[BEGIN Record extracts]
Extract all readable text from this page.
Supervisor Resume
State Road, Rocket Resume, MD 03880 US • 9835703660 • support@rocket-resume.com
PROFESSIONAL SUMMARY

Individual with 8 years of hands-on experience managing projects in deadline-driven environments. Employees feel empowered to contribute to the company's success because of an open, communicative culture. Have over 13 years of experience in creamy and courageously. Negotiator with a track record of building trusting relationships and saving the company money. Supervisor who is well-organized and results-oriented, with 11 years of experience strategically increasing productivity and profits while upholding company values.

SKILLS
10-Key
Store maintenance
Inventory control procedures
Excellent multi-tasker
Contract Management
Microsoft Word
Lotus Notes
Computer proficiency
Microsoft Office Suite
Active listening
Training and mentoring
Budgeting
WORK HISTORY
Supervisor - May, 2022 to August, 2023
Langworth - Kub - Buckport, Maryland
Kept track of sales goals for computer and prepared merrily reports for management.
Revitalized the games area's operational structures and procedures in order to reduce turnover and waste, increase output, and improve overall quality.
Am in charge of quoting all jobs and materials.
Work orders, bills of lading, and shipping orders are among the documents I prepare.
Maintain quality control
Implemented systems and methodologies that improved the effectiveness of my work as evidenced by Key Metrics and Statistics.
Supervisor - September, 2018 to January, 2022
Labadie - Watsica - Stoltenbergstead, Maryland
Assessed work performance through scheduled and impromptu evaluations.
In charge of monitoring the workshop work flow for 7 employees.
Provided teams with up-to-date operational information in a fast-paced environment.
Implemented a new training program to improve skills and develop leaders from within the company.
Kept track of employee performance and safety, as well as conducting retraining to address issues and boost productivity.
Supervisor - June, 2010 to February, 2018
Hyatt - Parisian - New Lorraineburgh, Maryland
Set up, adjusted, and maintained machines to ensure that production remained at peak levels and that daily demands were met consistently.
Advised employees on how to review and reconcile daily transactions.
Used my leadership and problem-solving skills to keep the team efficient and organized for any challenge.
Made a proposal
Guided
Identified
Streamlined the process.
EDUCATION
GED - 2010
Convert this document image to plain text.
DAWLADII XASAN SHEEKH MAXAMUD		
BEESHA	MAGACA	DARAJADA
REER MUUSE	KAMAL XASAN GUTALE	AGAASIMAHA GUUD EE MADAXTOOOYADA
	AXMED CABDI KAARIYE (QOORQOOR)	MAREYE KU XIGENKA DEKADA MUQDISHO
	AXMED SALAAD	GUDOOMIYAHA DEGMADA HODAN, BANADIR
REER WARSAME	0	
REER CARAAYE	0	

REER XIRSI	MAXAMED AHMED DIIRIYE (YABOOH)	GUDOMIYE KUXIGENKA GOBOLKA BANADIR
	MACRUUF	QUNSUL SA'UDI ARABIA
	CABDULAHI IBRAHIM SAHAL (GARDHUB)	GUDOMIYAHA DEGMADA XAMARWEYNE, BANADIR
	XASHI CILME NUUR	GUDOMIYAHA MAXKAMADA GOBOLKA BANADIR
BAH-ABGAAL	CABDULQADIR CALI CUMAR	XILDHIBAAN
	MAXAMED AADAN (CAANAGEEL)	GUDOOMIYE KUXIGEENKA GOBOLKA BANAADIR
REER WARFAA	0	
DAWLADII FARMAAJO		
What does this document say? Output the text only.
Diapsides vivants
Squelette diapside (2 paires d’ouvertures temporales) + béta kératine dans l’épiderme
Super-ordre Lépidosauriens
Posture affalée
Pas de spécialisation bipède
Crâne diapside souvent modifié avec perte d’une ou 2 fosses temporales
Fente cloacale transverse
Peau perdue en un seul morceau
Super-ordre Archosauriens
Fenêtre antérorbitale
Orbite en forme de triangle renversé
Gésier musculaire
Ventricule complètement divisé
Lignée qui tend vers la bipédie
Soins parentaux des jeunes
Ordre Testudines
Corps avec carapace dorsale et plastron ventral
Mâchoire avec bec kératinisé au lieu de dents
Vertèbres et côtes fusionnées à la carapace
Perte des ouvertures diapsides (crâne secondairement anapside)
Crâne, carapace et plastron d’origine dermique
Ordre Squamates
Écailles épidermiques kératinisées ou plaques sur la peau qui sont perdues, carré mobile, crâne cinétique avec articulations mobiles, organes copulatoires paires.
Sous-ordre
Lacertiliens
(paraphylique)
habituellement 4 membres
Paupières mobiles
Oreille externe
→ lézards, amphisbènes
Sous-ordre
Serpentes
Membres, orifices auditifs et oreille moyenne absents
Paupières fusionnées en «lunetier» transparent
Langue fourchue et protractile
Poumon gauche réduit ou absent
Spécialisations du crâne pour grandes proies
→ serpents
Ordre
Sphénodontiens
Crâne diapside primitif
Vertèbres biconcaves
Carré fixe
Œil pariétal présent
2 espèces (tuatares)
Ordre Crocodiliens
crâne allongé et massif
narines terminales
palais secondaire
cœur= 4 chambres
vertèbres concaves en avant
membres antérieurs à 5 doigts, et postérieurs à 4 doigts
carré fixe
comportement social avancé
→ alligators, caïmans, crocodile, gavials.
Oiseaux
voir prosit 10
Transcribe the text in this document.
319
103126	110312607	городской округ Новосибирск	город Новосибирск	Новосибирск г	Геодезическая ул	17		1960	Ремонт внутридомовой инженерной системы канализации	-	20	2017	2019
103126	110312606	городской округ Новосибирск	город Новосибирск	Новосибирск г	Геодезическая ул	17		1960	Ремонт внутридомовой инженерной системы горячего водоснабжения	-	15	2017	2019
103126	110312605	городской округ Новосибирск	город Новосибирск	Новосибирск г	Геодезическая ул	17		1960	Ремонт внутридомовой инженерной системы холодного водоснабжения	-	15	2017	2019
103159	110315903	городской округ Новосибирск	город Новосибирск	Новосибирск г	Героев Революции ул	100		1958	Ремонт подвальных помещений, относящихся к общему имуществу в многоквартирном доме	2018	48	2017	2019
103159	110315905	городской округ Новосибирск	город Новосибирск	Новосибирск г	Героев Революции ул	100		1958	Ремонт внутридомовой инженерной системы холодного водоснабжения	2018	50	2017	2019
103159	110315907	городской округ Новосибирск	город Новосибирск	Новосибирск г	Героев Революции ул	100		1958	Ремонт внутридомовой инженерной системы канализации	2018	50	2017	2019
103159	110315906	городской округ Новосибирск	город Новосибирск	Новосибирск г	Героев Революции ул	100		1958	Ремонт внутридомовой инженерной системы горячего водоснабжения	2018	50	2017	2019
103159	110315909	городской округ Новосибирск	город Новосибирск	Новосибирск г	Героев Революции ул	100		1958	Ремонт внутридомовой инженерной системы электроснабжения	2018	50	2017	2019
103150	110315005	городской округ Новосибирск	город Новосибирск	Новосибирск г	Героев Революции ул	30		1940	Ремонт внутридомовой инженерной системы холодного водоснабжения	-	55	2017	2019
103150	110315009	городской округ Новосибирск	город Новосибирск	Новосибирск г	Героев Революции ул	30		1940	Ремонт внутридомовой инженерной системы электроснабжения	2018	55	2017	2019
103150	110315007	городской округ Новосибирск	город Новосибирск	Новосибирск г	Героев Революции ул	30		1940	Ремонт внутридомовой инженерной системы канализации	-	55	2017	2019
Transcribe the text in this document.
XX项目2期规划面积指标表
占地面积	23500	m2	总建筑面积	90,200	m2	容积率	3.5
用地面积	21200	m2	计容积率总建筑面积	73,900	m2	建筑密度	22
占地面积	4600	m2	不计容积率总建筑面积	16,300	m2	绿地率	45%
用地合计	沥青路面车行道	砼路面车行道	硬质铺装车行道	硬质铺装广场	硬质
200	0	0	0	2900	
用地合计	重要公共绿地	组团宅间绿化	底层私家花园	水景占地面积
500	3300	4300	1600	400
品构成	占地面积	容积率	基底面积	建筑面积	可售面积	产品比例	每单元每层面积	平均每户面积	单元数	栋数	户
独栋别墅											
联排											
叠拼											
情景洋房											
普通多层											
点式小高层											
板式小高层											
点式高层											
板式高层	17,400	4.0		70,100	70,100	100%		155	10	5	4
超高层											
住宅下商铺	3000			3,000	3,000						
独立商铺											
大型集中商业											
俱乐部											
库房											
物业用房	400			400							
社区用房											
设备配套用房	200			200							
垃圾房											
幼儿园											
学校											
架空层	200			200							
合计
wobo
[END Record extracts]
### Task to complete
Count how many lines above carry the word "GOBOLKA". Only the number is required.

### Solution to the problem
3